▼▼▼

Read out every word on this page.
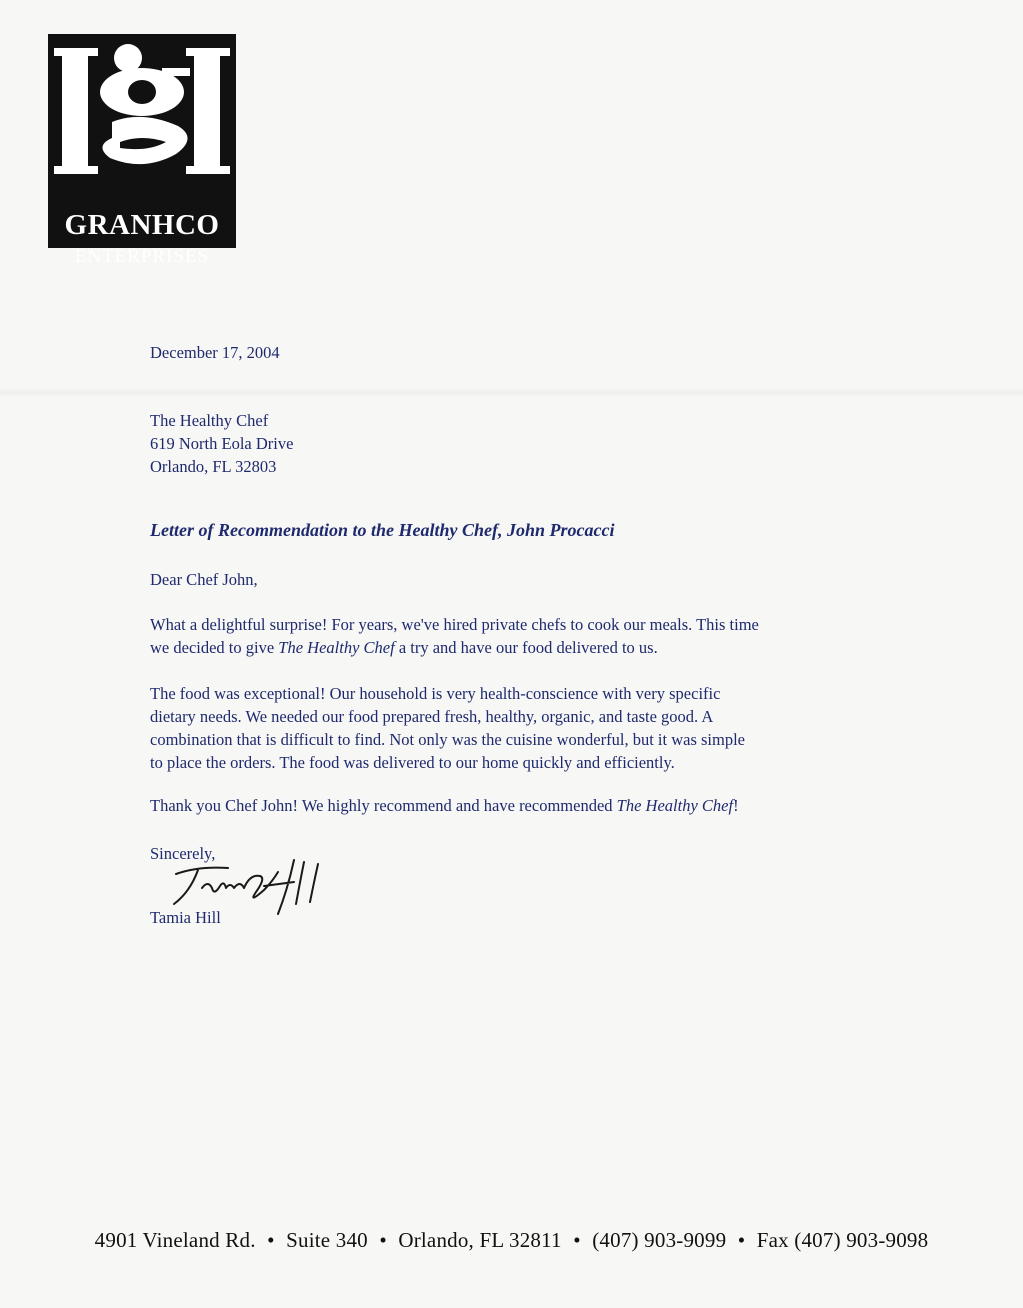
GRANHCO
ENTERPRISES
December 17, 2004
The Healthy Chef
619 North Eola Drive
Orlando, FL 32803
Letter of Recommendation to the Healthy Chef, John Procacci
Dear Chef John,
What a delightful surprise! For years, we've hired private chefs to cook our meals. This time
we decided to give The Healthy Chef a try and have our food delivered to us.
The food was exceptional! Our household is very health-conscience with very specific
dietary needs. We needed our food prepared fresh, healthy, organic, and taste good. A
combination that is difficult to find. Not only was the cuisine wonderful, but it was simple
to place the orders. The food was delivered to our home quickly and efficiently.
Thank you Chef John! We highly recommend and have recommended The Healthy Chef!
Sincerely,
Tamia Hill
4901 Vineland Rd. • Suite 340 • Orlando, FL 32811 • (407) 903-9099 • Fax (407) 903-9098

▲▲▲

## WHAT YOU HAVE TO DO
Set the listing down in full and exactly. Pictures within it should not appear in the copy.

## ANSWER TO THE TASK
Read out every word on this page.
GRANHCO
ENTERPRISES
December 17, 2004
The Healthy Chef
619 North Eola Drive
Orlando, FL 32803
Letter of Recommendation to the Healthy Chef, John Procacci
Dear Chef John,
What a delightful surprise! For years, we've hired private chefs to cook our meals. This time
we decided to give The Healthy Chef a try and have our food delivered to us.
The food was exceptional! Our household is very health-conscience with very specific
dietary needs. We needed our food prepared fresh, healthy, organic, and taste good. A
combination that is difficult to find. Not only was the cuisine wonderful, but it was simple
to place the orders. The food was delivered to our home quickly and efficiently.
Thank you Chef John! We highly recommend and have recommended The Healthy Chef!
Sincerely,
Tamia Hill
4901 Vineland Rd. • Suite 340 • Orlando, FL 32811 • (407) 903-9099 • Fax (407) 903-9098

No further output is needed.